**Given problem 1**
From the seminar notes on breakdown, copy out the passage starting with "This third case" and going on through "as the paradigm.".
**Given problem 2**
Answer these from the seminar notes on breakdown:
(a) What example did Jonathan use to outline three senses of intelligibility and its breakdown?
(b) What does Jonathan call Sitting Bull's response instead of courage?
(c) Who supplies the framework for a thinned-out concept of courage?

**Supplied passage**
##############################
Such an approach can reveal various things about what it is to understand being that are not obvious in the abstract register in which BT is written. Jonathan outlined two of these. First, in considering the breaking down of an understanding of being, we must distinguish between the demands of theoretical reason and those of practical reason. We might think that since the Crow can still remember their old ways of life, these therefore remain intelligible. So where is the breakdown? This question reveals that while the concepts in question may remain theoretically intelligible, they are not thereby practically intelligible (as items of practical reason). The breakdown takes place in our self-understanding – it is a breakdown in my ability to make sense of myself and others in terms of these concepts. This is a breakdown in my ability to move from a theoretical understanding of the past to a practical understanding of how I am to go on in the present and the future.

Second, we need to distinguish between the psychological phenomenon and the ontological phenomenon of breakdown. It is a mistake to think that the breakdown of intelligibility at issue is a psychological state that I manifest. Jonathan clarified this mistake by outlining three senses of intelligibility and its breakdown, using the example of marriage:

1. It no longer makes sense that I am (or was) married to this person. This is an issue about my relationship to another person, and it is a psychological phenomenon.

2. The idea of marriage no longer makes sense to me. This is a problem in my relationship to a concept, and is also a psychological phenomenon.

3. The intelligibility of the concept of marriage breaks down. This does not happen to me, but to the concept or way of life itself. The concept – rather than my relationship to it – breaks down. This is an ontological phenomenon, and there are many different ways of relating to it psychologically. (Jonathan gave the example of a future kalipolis, in which the Guardians abolish all intimacy and sexual reproduction. In this situation, I might be able to remember the concept of marriage, but I can no longer take this theoretical understanding and intelligibly render myself as married.)

This third case is not a psychological phenomenon, and it does not involve a breakdown in a theoretical understanding. Rather, a way of living with this concept breaks down. The suggestion is that this is what the Crow had to endure. This shows us something about what an understanding being is – namely, that it is crucial to an understanding of being that we are able to live (with) it. Accordingly, Jonathan suggested that we take the kind of breakdown in an understanding of being that Prof. Haugeland focuses on (a theoretical breakdown, exemplified by crises in the sciences) as a special case rather than as the paradigm.

Spring, Week 5 Meeting -- Part III

Discussion

Jim asked: how can we judge that Plenty Coups was right and Sitting Bull was wrong? That is, how can we tell the difference between courageously redefining one's culture and betraying it? Jonathan acknowledged that this is a contested issue. But what is clear is that Sitting Bull's response does not count as courageous: doing nothing else but dance the Ghost Dance for several months in order to wipe out the white settlers. This is instead wishful optimism. But it does not follow that fighting to the death is necessarily a worse or less courageous decision than Plenty Coups'.

One philosophical question in this is: if the virtues are character formations that involve relating to possibilities, then can there be a virtuous response to a breakdown in the very field of possibilities? Is virtue possible at all in this situation? If so, then it is likely that this virtue will be courage. Courage is a way of living well with the riskiness of human life, and so a good candidate for virtuously facing up to a risk to a way of life. However, courage is traditionally associated with battle and manliness, so it needs to be thinned out. Aristotle supplies us with the framework for a thinned-out concept of courage, and Plenty Coups (via his dream) supplies us with an account of the psychological transformation required to thin out a traditional conception of courage and so meet a crisis virtuously.
##############################
**Data**
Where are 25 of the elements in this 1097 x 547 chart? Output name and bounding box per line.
##############################
**Task response 1**
This third case is not a psychological phenomenon, and it does not involve a breakdown in a theoretical understanding. Rather, a way of living with this concept breaks down. The suggestion is that this is what the Crow had to endure. This shows us something about what an understanding being is – namely, that it is crucial to an understanding of being that we are able to live (with) it. Accordingly, Jonathan suggested that we take the kind of breakdown in an understanding of being that Prof. Haugeland focuses on (a theoretical breakdown, exemplified by crises in the sciences) as a special case rather than as the paradigm.

**Task response 2**
(a) Marriage.
(b) Wishful optimism.
(c) Aristotle.